# START OF Provided data

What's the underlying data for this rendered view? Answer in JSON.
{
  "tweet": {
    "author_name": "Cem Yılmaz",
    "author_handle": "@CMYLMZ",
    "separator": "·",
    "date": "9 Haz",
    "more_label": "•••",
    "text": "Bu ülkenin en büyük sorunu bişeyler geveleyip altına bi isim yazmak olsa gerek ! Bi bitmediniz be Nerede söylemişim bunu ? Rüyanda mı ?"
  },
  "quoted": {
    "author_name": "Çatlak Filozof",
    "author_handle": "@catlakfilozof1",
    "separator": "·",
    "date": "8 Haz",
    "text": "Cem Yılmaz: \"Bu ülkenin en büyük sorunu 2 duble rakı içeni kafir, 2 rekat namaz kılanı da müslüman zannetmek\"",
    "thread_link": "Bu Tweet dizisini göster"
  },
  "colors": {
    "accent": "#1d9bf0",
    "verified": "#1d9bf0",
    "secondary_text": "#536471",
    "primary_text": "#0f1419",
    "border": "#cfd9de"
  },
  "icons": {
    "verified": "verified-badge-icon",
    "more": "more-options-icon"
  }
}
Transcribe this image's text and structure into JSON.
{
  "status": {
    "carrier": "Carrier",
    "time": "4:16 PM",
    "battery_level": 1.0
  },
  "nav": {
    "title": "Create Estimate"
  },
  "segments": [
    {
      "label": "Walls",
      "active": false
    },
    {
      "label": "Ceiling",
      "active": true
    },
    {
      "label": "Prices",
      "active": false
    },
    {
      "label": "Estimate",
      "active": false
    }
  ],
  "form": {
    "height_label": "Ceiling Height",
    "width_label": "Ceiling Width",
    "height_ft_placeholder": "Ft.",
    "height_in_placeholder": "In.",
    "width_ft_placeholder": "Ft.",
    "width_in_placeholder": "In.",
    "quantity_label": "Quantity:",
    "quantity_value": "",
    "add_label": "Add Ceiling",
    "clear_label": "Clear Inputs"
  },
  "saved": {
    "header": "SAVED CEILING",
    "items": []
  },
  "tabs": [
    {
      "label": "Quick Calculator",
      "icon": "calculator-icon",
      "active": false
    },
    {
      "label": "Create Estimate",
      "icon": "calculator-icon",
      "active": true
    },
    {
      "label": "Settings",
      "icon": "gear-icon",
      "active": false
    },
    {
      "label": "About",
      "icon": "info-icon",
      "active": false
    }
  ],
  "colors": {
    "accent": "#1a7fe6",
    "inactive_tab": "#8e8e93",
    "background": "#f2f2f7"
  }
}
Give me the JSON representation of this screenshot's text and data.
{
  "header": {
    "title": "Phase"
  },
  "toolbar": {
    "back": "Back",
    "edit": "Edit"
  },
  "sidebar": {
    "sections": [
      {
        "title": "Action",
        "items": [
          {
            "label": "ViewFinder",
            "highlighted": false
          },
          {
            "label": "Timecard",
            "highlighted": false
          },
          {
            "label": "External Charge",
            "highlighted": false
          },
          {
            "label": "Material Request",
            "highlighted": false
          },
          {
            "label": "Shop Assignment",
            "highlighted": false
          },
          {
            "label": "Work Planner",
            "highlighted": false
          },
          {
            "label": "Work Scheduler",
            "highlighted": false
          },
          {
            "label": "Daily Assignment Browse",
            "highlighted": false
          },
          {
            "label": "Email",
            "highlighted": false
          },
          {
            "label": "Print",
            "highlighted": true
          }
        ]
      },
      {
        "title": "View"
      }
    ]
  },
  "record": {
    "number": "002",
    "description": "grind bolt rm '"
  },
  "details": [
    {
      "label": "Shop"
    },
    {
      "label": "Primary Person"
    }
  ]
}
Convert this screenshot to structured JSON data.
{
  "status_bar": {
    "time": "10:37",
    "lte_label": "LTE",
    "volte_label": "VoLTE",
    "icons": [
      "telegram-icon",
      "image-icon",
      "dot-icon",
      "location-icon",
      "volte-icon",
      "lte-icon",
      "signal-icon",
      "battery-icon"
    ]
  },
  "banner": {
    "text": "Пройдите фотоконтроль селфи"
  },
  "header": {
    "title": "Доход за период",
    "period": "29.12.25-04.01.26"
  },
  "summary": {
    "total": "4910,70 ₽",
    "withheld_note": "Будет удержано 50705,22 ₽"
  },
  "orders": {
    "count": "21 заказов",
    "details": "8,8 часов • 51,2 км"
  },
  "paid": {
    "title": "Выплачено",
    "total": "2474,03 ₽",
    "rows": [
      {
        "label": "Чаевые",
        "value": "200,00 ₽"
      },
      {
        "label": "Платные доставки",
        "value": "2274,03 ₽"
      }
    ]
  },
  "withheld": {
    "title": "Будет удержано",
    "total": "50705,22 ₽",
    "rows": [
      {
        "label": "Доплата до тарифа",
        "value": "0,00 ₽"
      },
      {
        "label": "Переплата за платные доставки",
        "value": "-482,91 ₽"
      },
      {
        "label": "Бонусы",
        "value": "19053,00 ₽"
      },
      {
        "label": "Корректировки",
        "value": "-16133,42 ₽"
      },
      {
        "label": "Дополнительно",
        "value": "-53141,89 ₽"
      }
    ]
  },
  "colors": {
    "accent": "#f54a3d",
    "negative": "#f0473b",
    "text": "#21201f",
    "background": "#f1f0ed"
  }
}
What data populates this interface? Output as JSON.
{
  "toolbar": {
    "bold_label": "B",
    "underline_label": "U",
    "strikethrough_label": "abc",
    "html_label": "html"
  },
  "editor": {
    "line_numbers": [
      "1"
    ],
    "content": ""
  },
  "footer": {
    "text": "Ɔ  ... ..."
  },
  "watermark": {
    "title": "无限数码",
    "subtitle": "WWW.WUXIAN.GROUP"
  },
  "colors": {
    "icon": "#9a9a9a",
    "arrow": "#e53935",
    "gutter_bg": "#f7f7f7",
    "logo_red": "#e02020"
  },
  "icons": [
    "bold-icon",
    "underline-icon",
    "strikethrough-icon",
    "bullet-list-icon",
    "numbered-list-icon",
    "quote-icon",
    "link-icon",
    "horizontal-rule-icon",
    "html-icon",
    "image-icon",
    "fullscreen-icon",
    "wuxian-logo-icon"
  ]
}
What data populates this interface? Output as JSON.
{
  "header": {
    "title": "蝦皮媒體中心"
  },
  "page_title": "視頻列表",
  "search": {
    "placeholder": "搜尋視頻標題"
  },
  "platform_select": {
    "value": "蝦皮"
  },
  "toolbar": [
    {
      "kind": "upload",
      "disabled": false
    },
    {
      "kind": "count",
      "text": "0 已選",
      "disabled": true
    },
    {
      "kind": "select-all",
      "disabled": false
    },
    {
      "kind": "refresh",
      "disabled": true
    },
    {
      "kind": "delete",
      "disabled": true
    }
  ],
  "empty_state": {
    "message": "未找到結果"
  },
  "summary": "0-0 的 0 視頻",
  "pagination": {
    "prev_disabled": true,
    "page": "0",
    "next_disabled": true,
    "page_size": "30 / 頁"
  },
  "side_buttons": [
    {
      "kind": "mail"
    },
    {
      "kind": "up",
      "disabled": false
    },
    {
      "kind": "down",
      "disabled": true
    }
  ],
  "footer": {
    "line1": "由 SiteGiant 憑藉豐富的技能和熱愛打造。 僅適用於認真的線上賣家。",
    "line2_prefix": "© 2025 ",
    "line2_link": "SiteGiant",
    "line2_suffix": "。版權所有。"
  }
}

# END OF Provided data

• **Task directions**: Transcribe all of the lines in the records precisely.

• **The solution**:
What's the underlying data for this rendered view? Answer in JSON.
{
  "tweet": {
    "author_name": "Cem Yılmaz",
    "author_handle": "@CMYLMZ",
    "separator": "·",
    "date": "9 Haz",
    "more_label": "•••",
    "text": "Bu ülkenin en büyük sorunu bişeyler geveleyip altına bi isim yazmak olsa gerek ! Bi bitmediniz be Nerede söylemişim bunu ? Rüyanda mı ?"
  },
  "quoted": {
    "author_name": "Çatlak Filozof",
    "author_handle": "@catlakfilozof1",
    "separator": "·",
    "date": "8 Haz",
    "text": "Cem Yılmaz: \"Bu ülkenin en büyük sorunu 2 duble rakı içeni kafir, 2 rekat namaz kılanı da müslüman zannetmek\"",
    "thread_link": "Bu Tweet dizisini göster"
  },
  "colors": {
    "accent": "#1d9bf0",
    "verified": "#1d9bf0",
    "secondary_text": "#536471",
    "primary_text": "#0f1419",
    "border": "#cfd9de"
  },
  "icons": {
    "verified": "verified-badge-icon",
    "more": "more-options-icon"
  }
}
Transcribe this image's text and structure into JSON.
{
  "status": {
    "carrier": "Carrier",
    "time": "4:16 PM",
    "battery_level": 1.0
  },
  "nav": {
    "title": "Create Estimate"
  },
  "segments": [
    {
      "label": "Walls",
      "active": false
    },
    {
      "label": "Ceiling",
      "active": true
    },
    {
      "label": "Prices",
      "active": false
    },
    {
      "label": "Estimate",
      "active": false
    }
  ],
  "form": {
    "height_label": "Ceiling Height",
    "width_label": "Ceiling Width",
    "height_ft_placeholder": "Ft.",
    "height_in_placeholder": "In.",
    "width_ft_placeholder": "Ft.",
    "width_in_placeholder": "In.",
    "quantity_label": "Quantity:",
    "quantity_value": "",
    "add_label": "Add Ceiling",
    "clear_label": "Clear Inputs"
  },
  "saved": {
    "header": "SAVED CEILING",
    "items": []
  },
  "tabs": [
    {
      "label": "Quick Calculator",
      "icon": "calculator-icon",
      "active": false
    },
    {
      "label": "Create Estimate",
      "icon": "calculator-icon",
      "active": true
    },
    {
      "label": "Settings",
      "icon": "gear-icon",
      "active": false
    },
    {
      "label": "About",
      "icon": "info-icon",
      "active": false
    }
  ],
  "colors": {
    "accent": "#1a7fe6",
    "inactive_tab": "#8e8e93",
    "background": "#f2f2f7"
  }
}
Give me the JSON representation of this screenshot's text and data.
{
  "header": {
    "title": "Phase"
  },
  "toolbar": {
    "back": "Back",
    "edit": "Edit"
  },
  "sidebar": {
    "sections": [
      {
        "title": "Action",
        "items": [
          {
            "label": "ViewFinder",
            "highlighted": false
          },
          {
            "label": "Timecard",
            "highlighted": false
          },
          {
            "label": "External Charge",
            "highlighted": false
          },
          {
            "label": "Material Request",
            "highlighted": false
          },
          {
            "label": "Shop Assignment",
            "highlighted": false
          },
          {
            "label": "Work Planner",
            "highlighted": false
          },
          {
            "label": "Work Scheduler",
            "highlighted": false
          },
          {
            "label": "Daily Assignment Browse",
            "highlighted": false
          },
          {
            "label": "Email",
            "highlighted": false
          },
          {
            "label": "Print",
            "highlighted": true
          }
        ]
      },
      {
        "title": "View"
      }
    ]
  },
  "record": {
    "number": "002",
    "description": "grind bolt rm '"
  },
  "details": [
    {
      "label": "Shop"
    },
    {
      "label": "Primary Person"
    }
  ]
}
Convert this screenshot to structured JSON data.
{
  "status_bar": {
    "time": "10:37",
    "lte_label": "LTE",
    "volte_label": "VoLTE",
    "icons": [
      "telegram-icon",
      "image-icon",
      "dot-icon",
      "location-icon",
      "volte-icon",
      "lte-icon",
      "signal-icon",
      "battery-icon"
    ]
  },
  "banner": {
    "text": "Пройдите фотоконтроль селфи"
  },
  "header": {
    "title": "Доход за период",
    "period": "29.12.25-04.01.26"
  },
  "summary": {
    "total": "4910,70 ₽",
    "withheld_note": "Будет удержано 50705,22 ₽"
  },
  "orders": {
    "count": "21 заказов",
    "details": "8,8 часов • 51,2 км"
  },
  "paid": {
    "title": "Выплачено",
    "total": "2474,03 ₽",
    "rows": [
      {
        "label": "Чаевые",
        "value": "200,00 ₽"
      },
      {
        "label": "Платные доставки",
        "value": "2274,03 ₽"
      }
    ]
  },
  "withheld": {
    "title": "Будет удержано",
    "total": "50705,22 ₽",
    "rows": [
      {
        "label": "Доплата до тарифа",
        "value": "0,00 ₽"
      },
      {
        "label": "Переплата за платные доставки",
        "value": "-482,91 ₽"
      },
      {
        "label": "Бонусы",
        "value": "19053,00 ₽"
      },
      {
        "label": "Корректировки",
        "value": "-16133,42 ₽"
      },
      {
        "label": "Дополнительно",
        "value": "-53141,89 ₽"
      }
    ]
  },
  "colors": {
    "accent": "#f54a3d",
    "negative": "#f0473b",
    "text": "#21201f",
    "background": "#f1f0ed"
  }
}
What data populates this interface? Output as JSON.
{
  "toolbar": {
    "bold_label": "B",
    "underline_label": "U",
    "strikethrough_label": "abc",
    "html_label": "html"
  },
  "editor": {
    "line_numbers": [
      "1"
    ],
    "content": ""
  },
  "footer": {
    "text": "Ɔ  ... ..."
  },
  "watermark": {
    "title": "无限数码",
    "subtitle": "WWW.WUXIAN.GROUP"
  },
  "colors": {
    "icon": "#9a9a9a",
    "arrow": "#e53935",
    "gutter_bg": "#f7f7f7",
    "logo_red": "#e02020"
  },
  "icons": [
    "bold-icon",
    "underline-icon",
    "strikethrough-icon",
    "bullet-list-icon",
    "numbered-list-icon",
    "quote-icon",
    "link-icon",
    "horizontal-rule-icon",
    "html-icon",
    "image-icon",
    "fullscreen-icon",
    "wuxian-logo-icon"
  ]
}
What data populates this interface? Output as JSON.
{
  "header": {
    "title": "蝦皮媒體中心"
  },
  "page_title": "視頻列表",
  "search": {
    "placeholder": "搜尋視頻標題"
  },
  "platform_select": {
    "value": "蝦皮"
  },
  "toolbar": [
    {
      "kind": "upload",
      "disabled": false
    },
    {
      "kind": "count",
      "text": "0 已選",
      "disabled": true
    },
    {
      "kind": "select-all",
      "disabled": false
    },
    {
      "kind": "refresh",
      "disabled": true
    },
    {
      "kind": "delete",
      "disabled": true
    }
  ],
  "empty_state": {
    "message": "未找到結果"
  },
  "summary": "0-0 的 0 視頻",
  "pagination": {
    "prev_disabled": true,
    "page": "0",
    "next_disabled": true,
    "page_size": "30 / 頁"
  },
  "side_buttons": [
    {
      "kind": "mail"
    },
    {
      "kind": "up",
      "disabled": false
    },
    {
      "kind": "down",
      "disabled": true
    }
  ],
  "footer": {
    "line1": "由 SiteGiant 憑藉豐富的技能和熱愛打造。 僅適用於認真的線上賣家。",
    "line2_prefix": "© 2025 ",
    "line2_link": "SiteGiant",
    "line2_suffix": "。版權所有。"
  }
}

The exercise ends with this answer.